PAGE EXTRACT:
====================

Guys Like Me - you don't know me or anything about me! You should not talk about what you don't know! It shows your ignorance! 

Secondly my comment was mostly tongue and cheek.

But if you want to push the point - Don you proved my point - You would not got into the brush so you sent your dogs! 

That is what I was referring to. Guys having no problem serving their dogs up and putting them in harms way so they can sit back ambush hogs.


----------



## Jeff Threadgill (Jun 9, 2010)

Howard, I would have ran like hell too!

Don, I ashamed to say but I probably would have ran haha. The best place to shoot a bear is in the neck. Remember that big ass Alaskan bear that they finally killed several years back? I believe they said he was walking around with like 7 slugs in him, and had killed and ate several hunters. I believe they said he could almost look into a two story house window when stood up.


----------



## Don Turnipseed (Oct 8, 2006)

Shane Woodlief said:


> Guys Like Me - you don't know me or anything about me! You should not talk about what you don't know! It shows your ignorance!
> 
> Secondly my comment was mostly tongue and cheek.
> 
> ...

====================

AVAILABLE DATA:
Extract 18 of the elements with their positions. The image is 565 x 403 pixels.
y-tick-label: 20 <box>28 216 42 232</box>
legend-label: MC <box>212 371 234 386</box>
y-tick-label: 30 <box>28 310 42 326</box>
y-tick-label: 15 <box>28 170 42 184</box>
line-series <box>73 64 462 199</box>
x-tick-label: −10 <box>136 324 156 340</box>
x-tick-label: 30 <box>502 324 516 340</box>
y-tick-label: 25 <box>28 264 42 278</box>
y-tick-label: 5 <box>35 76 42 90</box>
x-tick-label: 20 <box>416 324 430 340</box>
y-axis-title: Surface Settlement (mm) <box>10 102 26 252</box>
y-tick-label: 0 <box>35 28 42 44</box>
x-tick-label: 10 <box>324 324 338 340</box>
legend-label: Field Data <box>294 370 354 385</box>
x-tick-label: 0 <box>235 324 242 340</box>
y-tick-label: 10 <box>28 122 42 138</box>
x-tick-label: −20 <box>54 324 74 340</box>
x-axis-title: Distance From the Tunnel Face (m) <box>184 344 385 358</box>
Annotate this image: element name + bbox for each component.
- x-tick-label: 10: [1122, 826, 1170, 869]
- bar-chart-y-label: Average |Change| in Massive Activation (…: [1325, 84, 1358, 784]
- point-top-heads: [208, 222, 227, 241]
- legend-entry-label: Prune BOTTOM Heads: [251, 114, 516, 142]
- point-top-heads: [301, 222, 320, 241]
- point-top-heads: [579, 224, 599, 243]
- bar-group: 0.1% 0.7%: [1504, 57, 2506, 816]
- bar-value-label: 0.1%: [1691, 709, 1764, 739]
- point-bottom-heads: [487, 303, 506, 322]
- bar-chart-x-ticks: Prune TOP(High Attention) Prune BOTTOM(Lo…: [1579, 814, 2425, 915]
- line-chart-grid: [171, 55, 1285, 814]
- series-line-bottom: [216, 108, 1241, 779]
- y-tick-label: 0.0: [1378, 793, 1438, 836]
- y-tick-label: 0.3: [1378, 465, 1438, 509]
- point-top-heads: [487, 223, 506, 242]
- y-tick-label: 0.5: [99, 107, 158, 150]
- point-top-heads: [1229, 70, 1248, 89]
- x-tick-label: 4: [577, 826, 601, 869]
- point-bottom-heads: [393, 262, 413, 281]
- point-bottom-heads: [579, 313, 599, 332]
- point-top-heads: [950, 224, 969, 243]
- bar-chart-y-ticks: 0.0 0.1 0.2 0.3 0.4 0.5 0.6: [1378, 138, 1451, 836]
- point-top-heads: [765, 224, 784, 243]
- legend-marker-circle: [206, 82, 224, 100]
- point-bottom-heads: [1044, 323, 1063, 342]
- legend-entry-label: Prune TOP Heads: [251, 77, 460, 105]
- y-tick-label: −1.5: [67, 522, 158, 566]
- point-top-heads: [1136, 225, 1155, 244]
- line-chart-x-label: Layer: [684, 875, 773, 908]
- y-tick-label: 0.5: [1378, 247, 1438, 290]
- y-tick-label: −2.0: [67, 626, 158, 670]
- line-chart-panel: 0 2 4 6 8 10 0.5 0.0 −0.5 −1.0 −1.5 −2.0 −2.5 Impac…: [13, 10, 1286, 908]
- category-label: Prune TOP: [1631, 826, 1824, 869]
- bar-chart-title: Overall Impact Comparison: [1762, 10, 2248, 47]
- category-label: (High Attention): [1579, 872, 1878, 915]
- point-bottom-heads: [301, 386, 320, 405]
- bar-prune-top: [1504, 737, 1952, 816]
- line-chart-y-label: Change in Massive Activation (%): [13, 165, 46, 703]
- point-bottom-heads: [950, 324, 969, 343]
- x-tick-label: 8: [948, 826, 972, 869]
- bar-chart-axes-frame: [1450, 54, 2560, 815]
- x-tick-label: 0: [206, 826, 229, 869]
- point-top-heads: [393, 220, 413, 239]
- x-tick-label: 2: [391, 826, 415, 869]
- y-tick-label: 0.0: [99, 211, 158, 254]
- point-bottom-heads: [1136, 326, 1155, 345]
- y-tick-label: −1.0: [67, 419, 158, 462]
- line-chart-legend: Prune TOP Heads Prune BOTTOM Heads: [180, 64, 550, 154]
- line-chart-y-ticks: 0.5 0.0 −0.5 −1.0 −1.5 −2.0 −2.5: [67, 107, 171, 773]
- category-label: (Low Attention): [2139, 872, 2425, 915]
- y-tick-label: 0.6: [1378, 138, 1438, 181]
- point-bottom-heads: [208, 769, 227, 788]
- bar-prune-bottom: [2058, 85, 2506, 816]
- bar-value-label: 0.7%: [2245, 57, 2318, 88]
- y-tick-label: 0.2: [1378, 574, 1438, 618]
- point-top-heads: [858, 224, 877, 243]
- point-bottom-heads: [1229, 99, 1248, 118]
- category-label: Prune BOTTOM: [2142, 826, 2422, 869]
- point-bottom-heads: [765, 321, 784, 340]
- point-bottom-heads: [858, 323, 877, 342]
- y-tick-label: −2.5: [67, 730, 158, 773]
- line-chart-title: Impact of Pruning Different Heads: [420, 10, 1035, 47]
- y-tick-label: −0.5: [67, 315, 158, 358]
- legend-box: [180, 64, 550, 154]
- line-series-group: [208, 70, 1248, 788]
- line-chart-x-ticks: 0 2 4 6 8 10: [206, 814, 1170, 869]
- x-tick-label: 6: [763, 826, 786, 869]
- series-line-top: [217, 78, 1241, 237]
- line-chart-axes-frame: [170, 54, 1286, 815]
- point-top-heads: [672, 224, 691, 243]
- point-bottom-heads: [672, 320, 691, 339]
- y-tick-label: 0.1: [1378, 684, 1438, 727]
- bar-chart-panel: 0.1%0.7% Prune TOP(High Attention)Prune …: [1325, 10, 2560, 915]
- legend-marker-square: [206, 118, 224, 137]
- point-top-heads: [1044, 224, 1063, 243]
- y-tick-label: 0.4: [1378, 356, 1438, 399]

====================

DESCRIPTION OF THE TASK: Translate this sentence from the hunting forum thread into Spanish: "The best place to shoot a bear is in the neck."

ANSWER SPACE: El mejor lugar para dispararle a un oso es en el cuello.